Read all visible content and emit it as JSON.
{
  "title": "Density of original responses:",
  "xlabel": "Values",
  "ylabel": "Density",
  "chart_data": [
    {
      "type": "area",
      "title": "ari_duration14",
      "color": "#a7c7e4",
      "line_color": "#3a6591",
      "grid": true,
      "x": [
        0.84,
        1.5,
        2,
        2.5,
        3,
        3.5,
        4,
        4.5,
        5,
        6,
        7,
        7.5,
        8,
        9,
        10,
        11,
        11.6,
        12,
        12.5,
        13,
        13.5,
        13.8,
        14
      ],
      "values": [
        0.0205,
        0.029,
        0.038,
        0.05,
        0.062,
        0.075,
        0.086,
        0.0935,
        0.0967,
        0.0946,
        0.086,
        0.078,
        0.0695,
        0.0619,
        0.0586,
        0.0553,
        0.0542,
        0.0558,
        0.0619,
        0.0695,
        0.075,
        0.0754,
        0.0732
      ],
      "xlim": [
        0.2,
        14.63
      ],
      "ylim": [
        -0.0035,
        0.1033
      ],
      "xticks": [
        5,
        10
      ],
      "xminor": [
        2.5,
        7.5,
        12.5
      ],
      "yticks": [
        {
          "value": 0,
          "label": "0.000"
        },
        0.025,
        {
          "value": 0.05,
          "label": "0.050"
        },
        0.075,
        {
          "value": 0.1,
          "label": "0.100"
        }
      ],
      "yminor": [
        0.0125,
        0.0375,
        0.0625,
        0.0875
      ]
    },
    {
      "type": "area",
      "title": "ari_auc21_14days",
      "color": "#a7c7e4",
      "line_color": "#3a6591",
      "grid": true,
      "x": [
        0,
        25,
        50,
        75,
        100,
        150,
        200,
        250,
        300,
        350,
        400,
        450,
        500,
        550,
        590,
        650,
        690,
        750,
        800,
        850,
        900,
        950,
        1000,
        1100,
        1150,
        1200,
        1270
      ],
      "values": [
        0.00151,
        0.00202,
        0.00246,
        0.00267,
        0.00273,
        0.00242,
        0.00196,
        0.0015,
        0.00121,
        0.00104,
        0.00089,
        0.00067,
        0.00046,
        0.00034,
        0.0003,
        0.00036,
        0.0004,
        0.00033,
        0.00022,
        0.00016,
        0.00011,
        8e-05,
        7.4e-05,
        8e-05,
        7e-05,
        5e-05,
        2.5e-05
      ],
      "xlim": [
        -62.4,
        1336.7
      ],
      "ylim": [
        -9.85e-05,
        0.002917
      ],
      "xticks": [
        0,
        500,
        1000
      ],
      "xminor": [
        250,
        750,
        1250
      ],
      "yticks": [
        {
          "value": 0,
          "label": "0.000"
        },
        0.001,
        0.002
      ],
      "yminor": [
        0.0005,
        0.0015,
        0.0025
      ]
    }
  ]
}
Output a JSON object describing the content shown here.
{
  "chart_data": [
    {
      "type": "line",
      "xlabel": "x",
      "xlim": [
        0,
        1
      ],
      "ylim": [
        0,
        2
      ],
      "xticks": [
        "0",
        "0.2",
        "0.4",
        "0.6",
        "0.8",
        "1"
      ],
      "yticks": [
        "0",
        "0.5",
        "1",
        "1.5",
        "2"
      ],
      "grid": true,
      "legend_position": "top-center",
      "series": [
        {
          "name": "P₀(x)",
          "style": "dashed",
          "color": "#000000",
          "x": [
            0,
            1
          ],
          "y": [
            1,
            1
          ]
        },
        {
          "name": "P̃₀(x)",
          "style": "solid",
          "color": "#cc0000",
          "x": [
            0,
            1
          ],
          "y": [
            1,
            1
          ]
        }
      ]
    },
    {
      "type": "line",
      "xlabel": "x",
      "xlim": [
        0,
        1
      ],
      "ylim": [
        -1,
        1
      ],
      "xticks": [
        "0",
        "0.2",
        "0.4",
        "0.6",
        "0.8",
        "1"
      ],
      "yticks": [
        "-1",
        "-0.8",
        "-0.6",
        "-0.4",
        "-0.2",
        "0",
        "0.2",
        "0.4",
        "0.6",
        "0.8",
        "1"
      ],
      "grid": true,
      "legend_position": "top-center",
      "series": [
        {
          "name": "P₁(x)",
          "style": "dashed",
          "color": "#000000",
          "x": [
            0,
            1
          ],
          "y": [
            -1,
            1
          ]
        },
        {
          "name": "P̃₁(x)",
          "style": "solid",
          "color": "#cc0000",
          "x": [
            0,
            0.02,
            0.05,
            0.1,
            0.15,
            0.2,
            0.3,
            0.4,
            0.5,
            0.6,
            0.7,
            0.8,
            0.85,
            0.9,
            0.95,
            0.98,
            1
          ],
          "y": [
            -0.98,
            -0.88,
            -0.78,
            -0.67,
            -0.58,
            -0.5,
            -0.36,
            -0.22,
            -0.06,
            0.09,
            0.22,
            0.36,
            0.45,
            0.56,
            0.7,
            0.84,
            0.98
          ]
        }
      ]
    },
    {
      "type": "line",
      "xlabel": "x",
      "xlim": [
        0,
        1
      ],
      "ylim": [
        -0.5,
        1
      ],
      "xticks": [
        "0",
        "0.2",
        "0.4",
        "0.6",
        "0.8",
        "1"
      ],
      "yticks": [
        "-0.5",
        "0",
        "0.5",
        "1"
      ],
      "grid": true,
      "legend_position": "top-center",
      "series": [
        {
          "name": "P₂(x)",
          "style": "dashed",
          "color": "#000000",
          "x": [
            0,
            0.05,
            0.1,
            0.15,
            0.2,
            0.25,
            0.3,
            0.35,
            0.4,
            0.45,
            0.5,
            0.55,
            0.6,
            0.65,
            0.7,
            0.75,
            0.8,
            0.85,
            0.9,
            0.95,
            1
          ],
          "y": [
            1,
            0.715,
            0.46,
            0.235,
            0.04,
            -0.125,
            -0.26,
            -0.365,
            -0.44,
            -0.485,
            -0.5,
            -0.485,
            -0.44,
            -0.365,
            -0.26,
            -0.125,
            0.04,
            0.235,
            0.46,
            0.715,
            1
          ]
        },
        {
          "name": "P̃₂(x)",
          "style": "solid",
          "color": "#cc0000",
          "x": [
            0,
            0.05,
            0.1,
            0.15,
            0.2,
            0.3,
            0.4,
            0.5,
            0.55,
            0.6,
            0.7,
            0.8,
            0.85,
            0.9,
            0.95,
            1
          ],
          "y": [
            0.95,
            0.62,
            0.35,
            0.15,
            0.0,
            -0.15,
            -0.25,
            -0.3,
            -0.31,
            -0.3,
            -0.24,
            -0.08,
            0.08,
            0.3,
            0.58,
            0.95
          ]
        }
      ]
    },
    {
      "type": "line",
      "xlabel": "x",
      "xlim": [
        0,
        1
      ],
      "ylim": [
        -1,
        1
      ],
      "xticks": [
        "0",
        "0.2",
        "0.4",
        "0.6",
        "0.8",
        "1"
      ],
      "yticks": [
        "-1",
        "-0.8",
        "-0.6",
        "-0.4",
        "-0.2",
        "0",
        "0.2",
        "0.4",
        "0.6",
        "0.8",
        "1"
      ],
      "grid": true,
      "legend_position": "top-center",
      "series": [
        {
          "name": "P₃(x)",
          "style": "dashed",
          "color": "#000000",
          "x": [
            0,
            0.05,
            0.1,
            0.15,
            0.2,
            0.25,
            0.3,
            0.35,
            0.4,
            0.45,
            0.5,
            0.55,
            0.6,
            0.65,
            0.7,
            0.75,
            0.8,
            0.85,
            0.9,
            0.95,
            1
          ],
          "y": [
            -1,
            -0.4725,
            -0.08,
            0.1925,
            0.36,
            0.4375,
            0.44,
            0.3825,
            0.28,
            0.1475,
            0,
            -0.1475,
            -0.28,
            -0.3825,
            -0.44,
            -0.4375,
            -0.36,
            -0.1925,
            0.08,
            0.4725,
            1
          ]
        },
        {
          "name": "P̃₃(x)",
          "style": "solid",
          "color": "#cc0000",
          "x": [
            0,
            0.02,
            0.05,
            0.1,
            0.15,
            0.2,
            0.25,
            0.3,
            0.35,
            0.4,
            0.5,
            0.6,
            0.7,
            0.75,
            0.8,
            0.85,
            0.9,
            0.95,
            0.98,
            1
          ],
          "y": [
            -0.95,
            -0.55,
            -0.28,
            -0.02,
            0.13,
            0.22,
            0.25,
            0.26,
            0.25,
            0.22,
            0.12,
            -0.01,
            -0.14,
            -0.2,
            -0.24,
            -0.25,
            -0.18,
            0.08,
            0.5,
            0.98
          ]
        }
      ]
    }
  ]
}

● ● ● ● ● ● ●

## Work to be completed
Among the entries above, how many lines include the word "name"? Give the number with no comment.

## Final result
8